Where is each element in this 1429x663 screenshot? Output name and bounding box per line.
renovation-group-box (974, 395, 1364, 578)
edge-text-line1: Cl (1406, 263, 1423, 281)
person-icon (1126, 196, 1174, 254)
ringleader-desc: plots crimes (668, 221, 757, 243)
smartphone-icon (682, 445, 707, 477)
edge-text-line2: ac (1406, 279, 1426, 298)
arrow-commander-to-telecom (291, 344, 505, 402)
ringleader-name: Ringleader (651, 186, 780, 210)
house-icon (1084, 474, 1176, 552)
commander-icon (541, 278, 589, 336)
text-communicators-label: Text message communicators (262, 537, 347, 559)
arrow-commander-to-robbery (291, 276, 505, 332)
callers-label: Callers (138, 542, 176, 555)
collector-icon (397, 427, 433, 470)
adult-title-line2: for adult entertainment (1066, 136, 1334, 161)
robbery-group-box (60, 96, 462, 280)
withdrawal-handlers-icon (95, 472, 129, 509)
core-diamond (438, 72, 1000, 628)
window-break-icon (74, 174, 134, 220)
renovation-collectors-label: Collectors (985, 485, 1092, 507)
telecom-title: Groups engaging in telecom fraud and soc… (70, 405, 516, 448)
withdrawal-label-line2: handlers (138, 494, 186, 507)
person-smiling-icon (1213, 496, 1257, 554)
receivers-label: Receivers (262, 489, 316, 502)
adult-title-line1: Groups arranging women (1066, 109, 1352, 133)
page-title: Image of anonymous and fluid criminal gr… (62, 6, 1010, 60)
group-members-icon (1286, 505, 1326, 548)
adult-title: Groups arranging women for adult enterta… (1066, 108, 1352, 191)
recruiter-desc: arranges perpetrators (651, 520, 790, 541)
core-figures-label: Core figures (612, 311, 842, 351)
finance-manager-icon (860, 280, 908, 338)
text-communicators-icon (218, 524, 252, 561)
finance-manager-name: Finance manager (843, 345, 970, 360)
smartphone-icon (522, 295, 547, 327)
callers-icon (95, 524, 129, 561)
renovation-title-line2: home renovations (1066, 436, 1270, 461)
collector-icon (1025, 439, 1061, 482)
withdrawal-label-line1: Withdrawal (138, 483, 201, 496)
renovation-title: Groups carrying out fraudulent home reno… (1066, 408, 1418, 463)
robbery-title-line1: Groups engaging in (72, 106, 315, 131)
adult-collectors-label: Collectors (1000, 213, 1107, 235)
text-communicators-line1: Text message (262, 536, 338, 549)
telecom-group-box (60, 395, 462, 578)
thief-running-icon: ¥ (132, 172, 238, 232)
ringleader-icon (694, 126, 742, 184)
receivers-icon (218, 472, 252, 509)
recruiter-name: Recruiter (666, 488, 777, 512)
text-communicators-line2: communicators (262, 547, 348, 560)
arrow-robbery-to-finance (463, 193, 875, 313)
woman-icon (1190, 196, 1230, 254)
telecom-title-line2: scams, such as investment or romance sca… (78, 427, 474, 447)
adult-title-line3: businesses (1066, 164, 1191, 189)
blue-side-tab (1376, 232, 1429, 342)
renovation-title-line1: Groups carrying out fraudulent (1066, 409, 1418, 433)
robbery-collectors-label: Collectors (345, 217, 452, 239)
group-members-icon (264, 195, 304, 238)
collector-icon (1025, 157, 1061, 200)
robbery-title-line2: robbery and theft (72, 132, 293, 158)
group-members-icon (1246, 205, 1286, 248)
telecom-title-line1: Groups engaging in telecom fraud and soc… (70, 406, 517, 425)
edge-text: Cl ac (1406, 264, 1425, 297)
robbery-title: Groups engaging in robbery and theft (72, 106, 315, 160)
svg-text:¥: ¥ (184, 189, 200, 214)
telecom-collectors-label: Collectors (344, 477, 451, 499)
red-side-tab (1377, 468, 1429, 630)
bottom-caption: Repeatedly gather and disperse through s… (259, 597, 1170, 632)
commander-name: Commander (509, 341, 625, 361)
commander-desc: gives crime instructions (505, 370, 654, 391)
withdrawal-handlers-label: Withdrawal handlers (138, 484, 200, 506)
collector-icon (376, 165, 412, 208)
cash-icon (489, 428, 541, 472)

________

[YOUR GOAL]: Write out the entries above word for word, beginning with the first line and ending after the line that contains "window-break-icon (74, 174, 134, 220)".

[OUTPUT BELOW]:
Where is each element in this 1429x663 screenshot? Output name and bounding box per line.
renovation-group-box (974, 395, 1364, 578)
edge-text-line1: Cl (1406, 263, 1423, 281)
person-icon (1126, 196, 1174, 254)
ringleader-desc: plots crimes (668, 221, 757, 243)
smartphone-icon (682, 445, 707, 477)
edge-text-line2: ac (1406, 279, 1426, 298)
arrow-commander-to-telecom (291, 344, 505, 402)
ringleader-name: Ringleader (651, 186, 780, 210)
house-icon (1084, 474, 1176, 552)
commander-icon (541, 278, 589, 336)
text-communicators-label: Text message communicators (262, 537, 347, 559)
arrow-commander-to-robbery (291, 276, 505, 332)
callers-label: Callers (138, 542, 176, 555)
collector-icon (397, 427, 433, 470)
adult-title-line2: for adult entertainment (1066, 136, 1334, 161)
robbery-group-box (60, 96, 462, 280)
withdrawal-handlers-icon (95, 472, 129, 509)
core-diamond (438, 72, 1000, 628)
window-break-icon (74, 174, 134, 220)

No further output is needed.